-- START Given data --
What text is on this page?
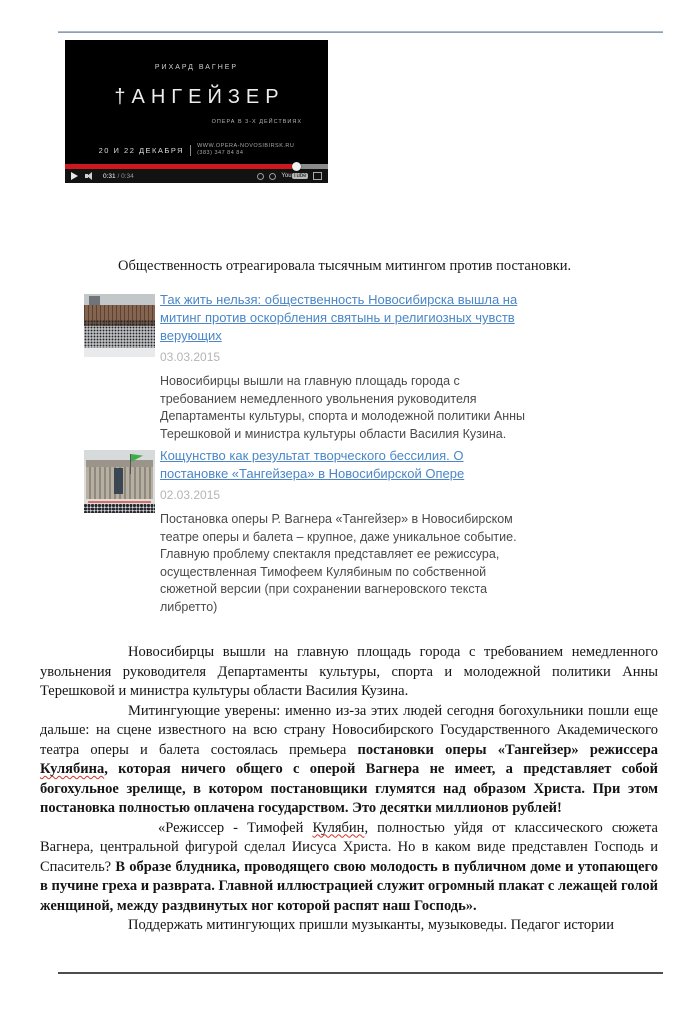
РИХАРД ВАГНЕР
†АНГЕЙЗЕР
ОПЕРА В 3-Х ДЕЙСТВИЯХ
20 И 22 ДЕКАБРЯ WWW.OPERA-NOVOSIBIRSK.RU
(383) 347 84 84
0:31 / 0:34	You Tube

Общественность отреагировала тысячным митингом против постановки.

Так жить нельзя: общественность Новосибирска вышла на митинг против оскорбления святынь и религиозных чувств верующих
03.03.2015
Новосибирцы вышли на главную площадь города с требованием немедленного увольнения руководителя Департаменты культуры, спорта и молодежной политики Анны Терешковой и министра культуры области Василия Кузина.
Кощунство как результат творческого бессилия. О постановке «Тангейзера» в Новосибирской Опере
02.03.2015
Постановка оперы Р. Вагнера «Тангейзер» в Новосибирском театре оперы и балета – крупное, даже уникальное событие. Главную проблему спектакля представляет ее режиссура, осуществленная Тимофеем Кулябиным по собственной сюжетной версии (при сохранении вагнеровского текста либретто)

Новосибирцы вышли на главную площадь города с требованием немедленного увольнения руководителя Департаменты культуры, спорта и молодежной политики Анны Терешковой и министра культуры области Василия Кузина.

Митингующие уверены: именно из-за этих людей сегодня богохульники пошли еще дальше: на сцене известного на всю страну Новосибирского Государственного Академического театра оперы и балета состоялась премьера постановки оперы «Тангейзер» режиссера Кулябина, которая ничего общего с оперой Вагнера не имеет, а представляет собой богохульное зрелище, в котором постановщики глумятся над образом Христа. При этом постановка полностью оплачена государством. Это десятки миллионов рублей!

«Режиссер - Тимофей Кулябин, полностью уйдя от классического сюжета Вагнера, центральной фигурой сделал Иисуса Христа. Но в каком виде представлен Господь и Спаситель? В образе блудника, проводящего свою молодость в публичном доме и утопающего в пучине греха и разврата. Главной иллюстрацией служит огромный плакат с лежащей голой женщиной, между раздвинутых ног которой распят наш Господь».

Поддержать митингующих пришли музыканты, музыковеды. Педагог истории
-- END Given data --
Work instructions. Extract, from the material above, each line holding the word "против".

Result of this exercise.
Общественность отреагировала тысячным митингом против постановки.
Так жить нельзя: общественность Новосибирска вышла на митинг против оскорбления святынь и религиозных чувств верующих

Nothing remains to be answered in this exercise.